The task.
Quote the records verbatim from the first line through the line that contains "description-label: DESCRIPTION [198, 398, 259, 407]", including both of those lines.
-------------------------
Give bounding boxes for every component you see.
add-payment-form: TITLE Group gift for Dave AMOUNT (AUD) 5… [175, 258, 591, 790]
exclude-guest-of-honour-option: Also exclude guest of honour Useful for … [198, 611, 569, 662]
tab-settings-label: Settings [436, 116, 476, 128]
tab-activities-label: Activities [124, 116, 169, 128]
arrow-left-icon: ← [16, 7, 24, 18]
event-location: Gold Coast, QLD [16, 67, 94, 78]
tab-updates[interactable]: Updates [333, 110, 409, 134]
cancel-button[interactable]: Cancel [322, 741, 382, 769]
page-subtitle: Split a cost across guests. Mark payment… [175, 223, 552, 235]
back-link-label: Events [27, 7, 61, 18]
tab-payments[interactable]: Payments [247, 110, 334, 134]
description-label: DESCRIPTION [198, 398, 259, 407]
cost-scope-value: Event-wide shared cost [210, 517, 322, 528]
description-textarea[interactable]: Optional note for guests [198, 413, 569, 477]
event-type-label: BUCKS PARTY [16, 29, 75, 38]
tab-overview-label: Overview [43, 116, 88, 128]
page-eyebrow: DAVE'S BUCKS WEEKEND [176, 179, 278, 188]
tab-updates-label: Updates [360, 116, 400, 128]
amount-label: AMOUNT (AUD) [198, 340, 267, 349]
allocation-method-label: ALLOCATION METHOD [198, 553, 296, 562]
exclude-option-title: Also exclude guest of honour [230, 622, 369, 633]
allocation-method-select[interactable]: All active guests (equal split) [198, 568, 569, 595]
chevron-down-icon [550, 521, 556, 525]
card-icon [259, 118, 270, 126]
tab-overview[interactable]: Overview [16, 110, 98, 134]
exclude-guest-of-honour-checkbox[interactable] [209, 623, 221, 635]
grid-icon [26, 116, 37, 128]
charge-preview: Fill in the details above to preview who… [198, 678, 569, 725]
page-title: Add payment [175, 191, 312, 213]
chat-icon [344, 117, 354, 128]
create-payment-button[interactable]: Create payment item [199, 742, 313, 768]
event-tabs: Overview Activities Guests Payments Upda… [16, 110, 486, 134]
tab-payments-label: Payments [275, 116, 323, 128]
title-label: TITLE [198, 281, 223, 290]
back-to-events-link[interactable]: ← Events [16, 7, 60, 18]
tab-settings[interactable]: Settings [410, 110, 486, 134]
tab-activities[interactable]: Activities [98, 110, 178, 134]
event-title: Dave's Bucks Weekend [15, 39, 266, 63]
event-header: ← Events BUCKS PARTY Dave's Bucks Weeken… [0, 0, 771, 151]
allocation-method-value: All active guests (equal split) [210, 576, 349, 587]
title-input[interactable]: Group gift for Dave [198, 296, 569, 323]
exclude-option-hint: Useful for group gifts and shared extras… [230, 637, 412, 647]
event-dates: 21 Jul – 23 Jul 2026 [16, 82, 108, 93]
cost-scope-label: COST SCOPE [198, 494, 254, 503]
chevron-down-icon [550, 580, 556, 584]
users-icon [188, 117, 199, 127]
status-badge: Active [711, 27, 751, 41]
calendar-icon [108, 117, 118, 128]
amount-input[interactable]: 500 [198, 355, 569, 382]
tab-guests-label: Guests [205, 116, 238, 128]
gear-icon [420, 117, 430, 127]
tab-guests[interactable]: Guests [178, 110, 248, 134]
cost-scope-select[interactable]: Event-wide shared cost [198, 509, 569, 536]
-------------------------
Full solution.
Give bounding boxes for every component you see.
add-payment-form: TITLE Group gift for Dave AMOUNT (AUD) 5… [175, 258, 591, 790]
exclude-guest-of-honour-option: Also exclude guest of honour Useful for … [198, 611, 569, 662]
tab-settings-label: Settings [436, 116, 476, 128]
tab-activities-label: Activities [124, 116, 169, 128]
arrow-left-icon: ← [16, 7, 24, 18]
event-location: Gold Coast, QLD [16, 67, 94, 78]
tab-updates[interactable]: Updates [333, 110, 409, 134]
cancel-button[interactable]: Cancel [322, 741, 382, 769]
page-subtitle: Split a cost across guests. Mark payment… [175, 223, 552, 235]
back-link-label: Events [27, 7, 61, 18]
tab-payments[interactable]: Payments [247, 110, 334, 134]
description-label: DESCRIPTION [198, 398, 259, 407]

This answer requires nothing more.